_What to work on:_
Copy each line that holds "your".

_Material for this task:_

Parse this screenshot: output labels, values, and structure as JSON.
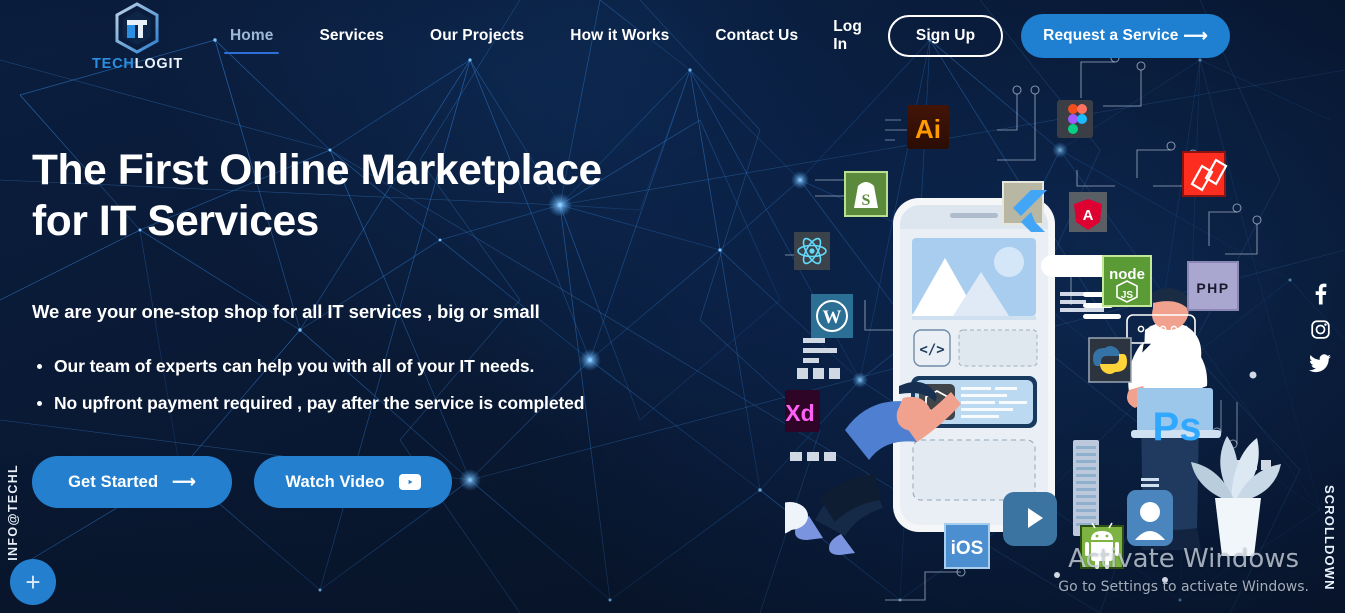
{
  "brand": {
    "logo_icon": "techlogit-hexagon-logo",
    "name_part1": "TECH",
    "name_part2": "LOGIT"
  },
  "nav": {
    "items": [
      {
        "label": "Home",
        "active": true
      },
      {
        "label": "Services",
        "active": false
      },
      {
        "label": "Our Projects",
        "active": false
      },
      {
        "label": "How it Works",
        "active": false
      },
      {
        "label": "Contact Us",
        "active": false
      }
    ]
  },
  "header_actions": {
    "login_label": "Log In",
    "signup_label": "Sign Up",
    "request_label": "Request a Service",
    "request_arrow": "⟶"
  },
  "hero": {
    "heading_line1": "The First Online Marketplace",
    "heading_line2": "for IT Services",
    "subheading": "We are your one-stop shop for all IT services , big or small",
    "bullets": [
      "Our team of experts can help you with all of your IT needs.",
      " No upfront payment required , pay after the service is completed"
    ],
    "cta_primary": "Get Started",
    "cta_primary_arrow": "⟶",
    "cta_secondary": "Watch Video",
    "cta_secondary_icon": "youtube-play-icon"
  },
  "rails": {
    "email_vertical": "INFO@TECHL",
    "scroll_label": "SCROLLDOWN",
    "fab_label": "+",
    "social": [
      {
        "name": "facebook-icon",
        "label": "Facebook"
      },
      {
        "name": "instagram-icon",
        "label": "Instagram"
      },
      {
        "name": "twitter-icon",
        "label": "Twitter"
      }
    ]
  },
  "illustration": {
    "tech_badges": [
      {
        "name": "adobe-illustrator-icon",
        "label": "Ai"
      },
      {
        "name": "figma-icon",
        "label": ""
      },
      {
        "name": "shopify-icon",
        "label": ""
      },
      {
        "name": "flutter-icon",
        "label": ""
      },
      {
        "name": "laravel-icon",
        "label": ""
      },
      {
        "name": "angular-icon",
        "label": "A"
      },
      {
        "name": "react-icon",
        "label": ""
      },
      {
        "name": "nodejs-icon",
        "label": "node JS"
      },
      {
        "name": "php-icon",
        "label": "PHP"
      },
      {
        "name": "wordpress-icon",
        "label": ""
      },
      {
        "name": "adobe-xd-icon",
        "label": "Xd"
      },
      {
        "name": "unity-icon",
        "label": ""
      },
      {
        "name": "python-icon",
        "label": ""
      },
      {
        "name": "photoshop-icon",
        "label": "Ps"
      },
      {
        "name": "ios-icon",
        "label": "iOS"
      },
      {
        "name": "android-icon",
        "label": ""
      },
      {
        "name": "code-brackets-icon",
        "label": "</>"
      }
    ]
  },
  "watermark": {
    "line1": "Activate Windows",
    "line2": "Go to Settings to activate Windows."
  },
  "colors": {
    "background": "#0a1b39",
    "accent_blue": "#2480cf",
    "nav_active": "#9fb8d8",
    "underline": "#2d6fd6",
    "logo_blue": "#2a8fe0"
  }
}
==
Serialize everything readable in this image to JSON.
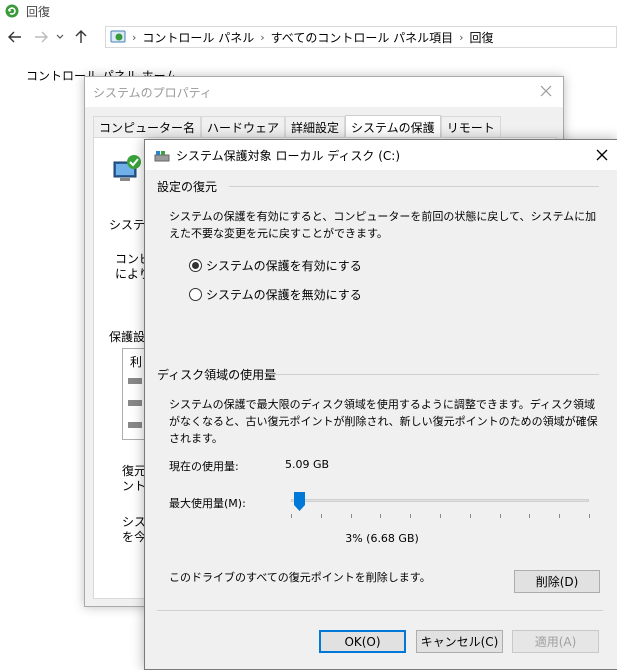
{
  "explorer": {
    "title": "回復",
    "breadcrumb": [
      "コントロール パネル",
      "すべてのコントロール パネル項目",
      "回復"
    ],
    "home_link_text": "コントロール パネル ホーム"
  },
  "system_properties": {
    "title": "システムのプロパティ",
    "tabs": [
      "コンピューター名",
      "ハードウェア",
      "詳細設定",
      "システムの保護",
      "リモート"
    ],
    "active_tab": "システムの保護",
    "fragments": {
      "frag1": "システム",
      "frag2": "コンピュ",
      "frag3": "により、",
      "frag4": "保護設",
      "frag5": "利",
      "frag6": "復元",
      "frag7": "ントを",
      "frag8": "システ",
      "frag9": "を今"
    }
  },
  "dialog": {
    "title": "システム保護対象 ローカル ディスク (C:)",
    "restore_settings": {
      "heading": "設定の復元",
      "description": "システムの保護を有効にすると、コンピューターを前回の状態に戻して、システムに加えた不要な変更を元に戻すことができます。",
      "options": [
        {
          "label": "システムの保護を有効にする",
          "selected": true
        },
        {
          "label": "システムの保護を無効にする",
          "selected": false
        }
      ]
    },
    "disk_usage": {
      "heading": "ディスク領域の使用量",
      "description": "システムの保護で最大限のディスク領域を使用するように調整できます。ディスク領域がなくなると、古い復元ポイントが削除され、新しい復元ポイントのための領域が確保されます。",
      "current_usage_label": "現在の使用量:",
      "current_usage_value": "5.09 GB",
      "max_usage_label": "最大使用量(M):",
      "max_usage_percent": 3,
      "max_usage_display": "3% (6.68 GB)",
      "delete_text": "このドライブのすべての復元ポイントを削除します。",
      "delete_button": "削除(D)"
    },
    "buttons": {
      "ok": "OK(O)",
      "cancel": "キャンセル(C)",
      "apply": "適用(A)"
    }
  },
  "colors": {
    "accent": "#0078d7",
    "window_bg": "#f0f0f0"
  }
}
--
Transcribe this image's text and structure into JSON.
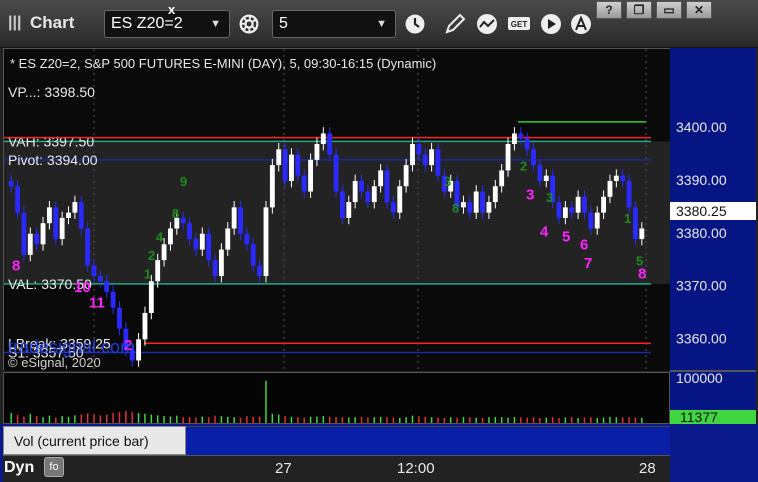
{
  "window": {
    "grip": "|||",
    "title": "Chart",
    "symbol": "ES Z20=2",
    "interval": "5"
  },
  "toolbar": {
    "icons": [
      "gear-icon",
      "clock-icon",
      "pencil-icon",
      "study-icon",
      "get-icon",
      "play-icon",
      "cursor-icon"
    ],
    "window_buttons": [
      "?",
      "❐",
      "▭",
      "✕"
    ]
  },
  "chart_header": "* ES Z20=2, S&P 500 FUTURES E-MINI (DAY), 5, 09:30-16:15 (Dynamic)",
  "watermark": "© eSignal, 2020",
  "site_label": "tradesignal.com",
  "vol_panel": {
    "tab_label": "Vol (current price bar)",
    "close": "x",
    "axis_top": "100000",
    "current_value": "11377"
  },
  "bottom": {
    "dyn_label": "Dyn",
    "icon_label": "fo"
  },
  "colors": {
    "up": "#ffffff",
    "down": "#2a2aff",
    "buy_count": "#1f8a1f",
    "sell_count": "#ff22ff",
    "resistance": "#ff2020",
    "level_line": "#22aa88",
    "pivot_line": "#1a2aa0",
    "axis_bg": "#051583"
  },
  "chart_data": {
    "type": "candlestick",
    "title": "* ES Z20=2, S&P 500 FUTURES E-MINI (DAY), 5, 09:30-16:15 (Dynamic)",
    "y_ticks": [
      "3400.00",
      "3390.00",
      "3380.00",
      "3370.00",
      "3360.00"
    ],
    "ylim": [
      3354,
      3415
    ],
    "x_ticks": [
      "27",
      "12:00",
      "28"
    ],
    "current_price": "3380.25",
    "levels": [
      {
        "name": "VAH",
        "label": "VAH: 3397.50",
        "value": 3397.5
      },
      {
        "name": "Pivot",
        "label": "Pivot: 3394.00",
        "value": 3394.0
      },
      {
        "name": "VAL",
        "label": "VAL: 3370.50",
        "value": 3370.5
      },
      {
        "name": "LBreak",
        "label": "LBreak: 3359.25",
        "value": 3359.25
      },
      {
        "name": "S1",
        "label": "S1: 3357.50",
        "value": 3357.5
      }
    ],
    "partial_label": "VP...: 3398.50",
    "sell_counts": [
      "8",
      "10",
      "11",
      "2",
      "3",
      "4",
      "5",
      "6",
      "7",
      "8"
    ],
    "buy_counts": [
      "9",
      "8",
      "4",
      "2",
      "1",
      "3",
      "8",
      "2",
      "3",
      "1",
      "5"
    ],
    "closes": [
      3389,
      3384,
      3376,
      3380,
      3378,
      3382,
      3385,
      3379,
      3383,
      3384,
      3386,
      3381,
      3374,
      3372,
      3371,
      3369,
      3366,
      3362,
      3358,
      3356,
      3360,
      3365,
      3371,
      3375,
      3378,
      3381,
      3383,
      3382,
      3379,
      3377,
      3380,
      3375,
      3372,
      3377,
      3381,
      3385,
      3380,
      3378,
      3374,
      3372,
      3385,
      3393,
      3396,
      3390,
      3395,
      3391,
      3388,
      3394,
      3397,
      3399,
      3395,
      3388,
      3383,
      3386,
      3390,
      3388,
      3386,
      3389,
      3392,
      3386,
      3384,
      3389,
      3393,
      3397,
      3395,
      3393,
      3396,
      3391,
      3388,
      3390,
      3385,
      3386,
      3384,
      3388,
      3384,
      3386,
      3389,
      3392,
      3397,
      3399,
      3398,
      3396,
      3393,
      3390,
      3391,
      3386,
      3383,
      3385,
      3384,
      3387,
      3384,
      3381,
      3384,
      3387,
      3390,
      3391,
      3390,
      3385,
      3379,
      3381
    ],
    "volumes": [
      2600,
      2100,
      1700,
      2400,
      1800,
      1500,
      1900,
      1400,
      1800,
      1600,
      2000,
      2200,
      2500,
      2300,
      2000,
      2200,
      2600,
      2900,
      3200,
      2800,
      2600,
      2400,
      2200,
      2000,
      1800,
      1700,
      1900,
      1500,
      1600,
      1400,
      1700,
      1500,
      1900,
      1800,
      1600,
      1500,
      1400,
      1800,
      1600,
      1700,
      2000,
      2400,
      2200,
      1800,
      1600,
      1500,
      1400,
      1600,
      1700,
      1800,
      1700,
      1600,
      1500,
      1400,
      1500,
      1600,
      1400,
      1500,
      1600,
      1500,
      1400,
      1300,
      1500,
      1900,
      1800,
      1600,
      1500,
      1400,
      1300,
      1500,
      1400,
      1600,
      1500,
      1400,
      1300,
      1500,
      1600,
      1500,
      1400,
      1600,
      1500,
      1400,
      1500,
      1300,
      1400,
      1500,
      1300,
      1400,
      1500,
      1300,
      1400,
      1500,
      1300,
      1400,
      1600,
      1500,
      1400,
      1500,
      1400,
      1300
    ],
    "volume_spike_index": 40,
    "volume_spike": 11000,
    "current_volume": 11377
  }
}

_Solution for this problem:_
    "subheading": "We are your one-stop shop for all IT services , big or small",
      "Our team of experts can help you with all of your IT needs.",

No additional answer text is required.